STATED PROBLEM => Select every line containing the word "this" from the material, and copy those lines.

[Data entries]
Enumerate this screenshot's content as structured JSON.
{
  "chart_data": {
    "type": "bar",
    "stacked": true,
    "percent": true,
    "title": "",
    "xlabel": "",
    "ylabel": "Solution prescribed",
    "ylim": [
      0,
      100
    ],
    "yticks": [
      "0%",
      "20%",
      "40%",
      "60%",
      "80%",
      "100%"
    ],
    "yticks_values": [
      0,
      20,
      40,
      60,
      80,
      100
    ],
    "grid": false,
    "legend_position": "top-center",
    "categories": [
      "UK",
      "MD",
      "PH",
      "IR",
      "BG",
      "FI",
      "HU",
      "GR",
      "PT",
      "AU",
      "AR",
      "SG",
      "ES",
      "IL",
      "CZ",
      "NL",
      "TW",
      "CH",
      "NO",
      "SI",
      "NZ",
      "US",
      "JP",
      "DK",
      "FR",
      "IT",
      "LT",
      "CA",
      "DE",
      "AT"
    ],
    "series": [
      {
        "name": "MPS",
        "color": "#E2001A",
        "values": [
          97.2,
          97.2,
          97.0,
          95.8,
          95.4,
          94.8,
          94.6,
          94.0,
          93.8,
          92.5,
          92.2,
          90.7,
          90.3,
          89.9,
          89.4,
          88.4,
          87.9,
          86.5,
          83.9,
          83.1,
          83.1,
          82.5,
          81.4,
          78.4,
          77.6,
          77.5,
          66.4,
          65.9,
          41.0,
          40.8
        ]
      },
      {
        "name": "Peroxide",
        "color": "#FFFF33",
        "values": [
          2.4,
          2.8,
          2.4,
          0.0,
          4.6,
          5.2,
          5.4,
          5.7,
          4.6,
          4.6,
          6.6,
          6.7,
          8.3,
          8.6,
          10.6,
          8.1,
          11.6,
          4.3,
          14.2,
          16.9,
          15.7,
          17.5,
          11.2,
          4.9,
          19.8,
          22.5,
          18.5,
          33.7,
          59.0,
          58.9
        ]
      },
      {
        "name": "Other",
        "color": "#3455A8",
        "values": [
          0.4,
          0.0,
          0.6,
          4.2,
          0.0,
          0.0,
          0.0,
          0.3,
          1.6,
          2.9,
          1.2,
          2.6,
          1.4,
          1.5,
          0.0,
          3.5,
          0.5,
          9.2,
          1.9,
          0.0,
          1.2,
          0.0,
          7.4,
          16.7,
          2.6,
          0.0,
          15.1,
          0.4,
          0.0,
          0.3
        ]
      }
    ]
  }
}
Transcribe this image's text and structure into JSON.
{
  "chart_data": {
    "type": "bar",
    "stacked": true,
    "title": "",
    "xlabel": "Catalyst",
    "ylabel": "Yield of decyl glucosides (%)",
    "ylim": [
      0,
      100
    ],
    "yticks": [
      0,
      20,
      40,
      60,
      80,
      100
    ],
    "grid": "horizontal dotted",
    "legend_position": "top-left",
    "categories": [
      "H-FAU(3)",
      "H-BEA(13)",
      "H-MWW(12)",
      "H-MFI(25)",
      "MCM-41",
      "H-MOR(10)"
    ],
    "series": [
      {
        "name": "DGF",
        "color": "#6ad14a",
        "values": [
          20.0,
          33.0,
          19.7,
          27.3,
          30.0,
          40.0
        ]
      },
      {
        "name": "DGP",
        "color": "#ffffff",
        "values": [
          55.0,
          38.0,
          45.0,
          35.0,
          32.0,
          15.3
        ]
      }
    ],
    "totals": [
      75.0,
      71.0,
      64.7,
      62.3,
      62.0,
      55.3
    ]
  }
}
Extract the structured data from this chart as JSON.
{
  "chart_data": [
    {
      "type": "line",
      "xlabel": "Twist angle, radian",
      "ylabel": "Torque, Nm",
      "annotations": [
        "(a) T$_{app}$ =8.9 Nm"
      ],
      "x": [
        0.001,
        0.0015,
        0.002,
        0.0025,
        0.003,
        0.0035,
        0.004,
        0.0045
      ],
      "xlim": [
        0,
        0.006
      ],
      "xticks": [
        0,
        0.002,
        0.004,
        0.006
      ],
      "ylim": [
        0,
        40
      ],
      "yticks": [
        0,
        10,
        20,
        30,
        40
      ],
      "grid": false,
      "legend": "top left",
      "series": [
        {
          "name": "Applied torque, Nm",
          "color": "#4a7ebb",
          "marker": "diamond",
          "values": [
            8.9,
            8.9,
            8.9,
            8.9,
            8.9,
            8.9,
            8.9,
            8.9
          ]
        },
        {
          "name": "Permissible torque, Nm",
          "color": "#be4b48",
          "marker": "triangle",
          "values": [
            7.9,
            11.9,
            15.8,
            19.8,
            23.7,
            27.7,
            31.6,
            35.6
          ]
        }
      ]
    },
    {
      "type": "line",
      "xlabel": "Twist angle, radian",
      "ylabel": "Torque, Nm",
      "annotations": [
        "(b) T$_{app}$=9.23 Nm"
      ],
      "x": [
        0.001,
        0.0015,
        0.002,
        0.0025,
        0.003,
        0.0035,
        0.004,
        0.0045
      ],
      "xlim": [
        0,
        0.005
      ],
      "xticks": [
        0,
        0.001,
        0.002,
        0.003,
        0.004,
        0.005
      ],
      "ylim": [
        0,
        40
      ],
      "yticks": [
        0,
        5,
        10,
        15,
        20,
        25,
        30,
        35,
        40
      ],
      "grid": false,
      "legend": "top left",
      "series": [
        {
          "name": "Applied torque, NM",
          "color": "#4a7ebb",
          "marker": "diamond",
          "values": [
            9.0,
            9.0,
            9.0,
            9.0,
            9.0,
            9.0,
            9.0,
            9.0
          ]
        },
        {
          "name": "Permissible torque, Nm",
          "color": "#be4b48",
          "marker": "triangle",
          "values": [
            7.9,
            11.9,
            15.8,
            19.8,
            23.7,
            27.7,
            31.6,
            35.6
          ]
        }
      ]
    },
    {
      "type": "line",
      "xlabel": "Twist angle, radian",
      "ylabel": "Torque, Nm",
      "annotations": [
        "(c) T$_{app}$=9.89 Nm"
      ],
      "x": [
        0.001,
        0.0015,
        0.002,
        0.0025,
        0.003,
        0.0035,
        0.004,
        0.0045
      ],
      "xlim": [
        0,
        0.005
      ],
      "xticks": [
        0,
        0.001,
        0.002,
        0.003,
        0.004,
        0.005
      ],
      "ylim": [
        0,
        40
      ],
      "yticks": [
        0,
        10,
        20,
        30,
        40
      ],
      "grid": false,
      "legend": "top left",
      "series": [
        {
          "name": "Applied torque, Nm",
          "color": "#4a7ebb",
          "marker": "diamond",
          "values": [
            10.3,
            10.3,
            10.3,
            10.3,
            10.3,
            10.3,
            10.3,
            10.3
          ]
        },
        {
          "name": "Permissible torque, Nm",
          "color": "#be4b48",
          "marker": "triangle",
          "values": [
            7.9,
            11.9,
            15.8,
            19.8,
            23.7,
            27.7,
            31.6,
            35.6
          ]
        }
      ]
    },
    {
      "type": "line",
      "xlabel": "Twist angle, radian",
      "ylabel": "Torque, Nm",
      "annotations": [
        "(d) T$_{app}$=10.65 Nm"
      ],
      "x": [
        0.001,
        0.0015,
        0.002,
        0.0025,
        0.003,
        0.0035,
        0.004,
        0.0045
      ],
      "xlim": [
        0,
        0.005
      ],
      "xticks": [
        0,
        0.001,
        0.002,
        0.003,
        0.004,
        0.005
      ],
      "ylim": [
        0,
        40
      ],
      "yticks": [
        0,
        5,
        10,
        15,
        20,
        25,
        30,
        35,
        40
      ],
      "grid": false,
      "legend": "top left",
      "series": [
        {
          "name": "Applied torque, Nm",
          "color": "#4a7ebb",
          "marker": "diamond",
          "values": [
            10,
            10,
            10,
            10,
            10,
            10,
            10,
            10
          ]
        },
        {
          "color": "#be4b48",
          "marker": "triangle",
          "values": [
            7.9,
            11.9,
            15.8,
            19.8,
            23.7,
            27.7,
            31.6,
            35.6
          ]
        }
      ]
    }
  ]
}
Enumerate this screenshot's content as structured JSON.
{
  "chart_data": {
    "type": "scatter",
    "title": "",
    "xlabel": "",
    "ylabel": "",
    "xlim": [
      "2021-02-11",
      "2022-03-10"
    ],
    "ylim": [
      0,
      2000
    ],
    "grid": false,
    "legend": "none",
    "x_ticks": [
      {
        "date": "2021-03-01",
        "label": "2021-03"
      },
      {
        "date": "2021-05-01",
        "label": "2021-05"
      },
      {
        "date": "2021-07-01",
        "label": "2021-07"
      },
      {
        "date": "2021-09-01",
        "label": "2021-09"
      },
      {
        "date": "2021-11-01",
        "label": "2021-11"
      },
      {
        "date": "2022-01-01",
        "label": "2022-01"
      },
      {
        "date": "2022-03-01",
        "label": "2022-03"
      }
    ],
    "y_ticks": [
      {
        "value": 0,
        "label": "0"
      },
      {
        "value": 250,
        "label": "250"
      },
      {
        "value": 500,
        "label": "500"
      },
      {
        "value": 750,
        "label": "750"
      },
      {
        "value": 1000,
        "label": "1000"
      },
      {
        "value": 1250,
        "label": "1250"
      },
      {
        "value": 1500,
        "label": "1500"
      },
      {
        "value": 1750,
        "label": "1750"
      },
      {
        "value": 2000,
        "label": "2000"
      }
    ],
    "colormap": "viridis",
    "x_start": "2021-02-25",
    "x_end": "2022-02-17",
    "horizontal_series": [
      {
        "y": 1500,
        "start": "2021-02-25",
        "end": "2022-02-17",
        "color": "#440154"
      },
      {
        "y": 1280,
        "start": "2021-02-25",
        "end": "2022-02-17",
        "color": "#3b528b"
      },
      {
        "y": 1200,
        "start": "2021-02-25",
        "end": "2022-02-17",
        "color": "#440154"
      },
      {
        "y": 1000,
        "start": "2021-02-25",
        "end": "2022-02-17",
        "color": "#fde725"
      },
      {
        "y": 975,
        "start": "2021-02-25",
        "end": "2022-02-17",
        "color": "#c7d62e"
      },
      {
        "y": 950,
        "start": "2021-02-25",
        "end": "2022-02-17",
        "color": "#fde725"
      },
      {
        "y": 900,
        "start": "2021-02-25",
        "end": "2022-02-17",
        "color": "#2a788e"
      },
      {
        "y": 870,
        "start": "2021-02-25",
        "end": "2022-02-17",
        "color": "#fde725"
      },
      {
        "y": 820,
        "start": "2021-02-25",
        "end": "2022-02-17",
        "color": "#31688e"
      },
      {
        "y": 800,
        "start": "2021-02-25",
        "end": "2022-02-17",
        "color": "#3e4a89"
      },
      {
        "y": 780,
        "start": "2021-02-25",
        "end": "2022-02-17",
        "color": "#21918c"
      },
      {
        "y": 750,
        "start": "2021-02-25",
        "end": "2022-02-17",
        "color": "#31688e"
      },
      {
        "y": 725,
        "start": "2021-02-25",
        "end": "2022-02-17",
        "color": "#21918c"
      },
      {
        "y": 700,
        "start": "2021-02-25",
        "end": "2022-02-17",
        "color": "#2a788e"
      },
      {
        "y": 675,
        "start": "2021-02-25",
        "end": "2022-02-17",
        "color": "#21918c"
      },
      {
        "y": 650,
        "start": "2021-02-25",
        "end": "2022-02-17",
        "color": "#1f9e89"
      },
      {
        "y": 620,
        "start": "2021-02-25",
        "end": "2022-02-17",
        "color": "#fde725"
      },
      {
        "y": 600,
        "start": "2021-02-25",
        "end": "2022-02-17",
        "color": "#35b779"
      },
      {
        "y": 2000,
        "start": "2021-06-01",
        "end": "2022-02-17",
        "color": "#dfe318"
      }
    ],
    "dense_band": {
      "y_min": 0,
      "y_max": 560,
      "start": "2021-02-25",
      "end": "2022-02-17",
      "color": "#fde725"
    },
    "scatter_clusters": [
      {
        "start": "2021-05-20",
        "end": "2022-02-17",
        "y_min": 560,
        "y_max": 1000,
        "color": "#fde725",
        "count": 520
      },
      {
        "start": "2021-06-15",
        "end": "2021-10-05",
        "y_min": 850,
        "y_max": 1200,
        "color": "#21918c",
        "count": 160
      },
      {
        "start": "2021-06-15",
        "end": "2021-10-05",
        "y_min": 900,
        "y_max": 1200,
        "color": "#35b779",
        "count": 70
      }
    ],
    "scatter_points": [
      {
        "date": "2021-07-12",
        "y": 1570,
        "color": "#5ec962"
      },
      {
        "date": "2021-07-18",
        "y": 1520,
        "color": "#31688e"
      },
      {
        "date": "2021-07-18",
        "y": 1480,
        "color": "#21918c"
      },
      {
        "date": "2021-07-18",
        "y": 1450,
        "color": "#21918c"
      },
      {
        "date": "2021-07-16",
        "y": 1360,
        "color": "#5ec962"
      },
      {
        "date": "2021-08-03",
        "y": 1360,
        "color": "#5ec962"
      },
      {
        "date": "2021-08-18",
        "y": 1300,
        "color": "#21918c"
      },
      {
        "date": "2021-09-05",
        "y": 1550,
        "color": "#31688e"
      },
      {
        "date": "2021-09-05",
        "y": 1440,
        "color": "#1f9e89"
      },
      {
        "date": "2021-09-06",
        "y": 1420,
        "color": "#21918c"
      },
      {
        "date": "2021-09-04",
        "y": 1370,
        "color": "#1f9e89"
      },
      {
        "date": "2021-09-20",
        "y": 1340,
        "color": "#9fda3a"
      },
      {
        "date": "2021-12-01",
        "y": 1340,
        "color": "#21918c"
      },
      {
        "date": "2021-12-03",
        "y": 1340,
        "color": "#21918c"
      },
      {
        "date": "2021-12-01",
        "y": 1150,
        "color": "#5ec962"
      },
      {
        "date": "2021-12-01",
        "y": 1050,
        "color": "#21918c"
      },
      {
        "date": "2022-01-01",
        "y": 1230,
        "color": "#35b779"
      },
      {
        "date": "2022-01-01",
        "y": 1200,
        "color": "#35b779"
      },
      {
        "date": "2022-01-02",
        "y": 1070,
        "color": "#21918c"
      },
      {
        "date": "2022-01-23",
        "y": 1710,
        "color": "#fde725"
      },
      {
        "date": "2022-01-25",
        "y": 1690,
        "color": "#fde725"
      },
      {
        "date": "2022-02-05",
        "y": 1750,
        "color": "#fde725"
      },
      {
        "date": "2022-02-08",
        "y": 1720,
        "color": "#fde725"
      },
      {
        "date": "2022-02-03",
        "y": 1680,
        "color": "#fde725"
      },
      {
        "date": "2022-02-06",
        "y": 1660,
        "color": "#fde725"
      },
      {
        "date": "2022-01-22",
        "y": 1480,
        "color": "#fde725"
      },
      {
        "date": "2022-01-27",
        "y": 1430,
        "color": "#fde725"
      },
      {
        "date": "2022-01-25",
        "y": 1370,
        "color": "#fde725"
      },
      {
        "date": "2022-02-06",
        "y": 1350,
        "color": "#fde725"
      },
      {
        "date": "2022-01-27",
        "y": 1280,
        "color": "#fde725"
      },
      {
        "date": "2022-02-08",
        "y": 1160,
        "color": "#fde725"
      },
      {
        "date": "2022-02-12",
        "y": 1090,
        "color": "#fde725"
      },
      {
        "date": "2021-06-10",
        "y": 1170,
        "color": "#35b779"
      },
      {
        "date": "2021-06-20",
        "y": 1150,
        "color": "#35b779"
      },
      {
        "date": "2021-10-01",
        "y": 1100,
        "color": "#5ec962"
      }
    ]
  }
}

COMPLETED EXERCISE =>
Enumerate this screenshot's content as structured JSON.
Transcribe this image's text and structure into JSON.
Extract the structured data from this chart as JSON.
Enumerate this screenshot's content as structured JSON.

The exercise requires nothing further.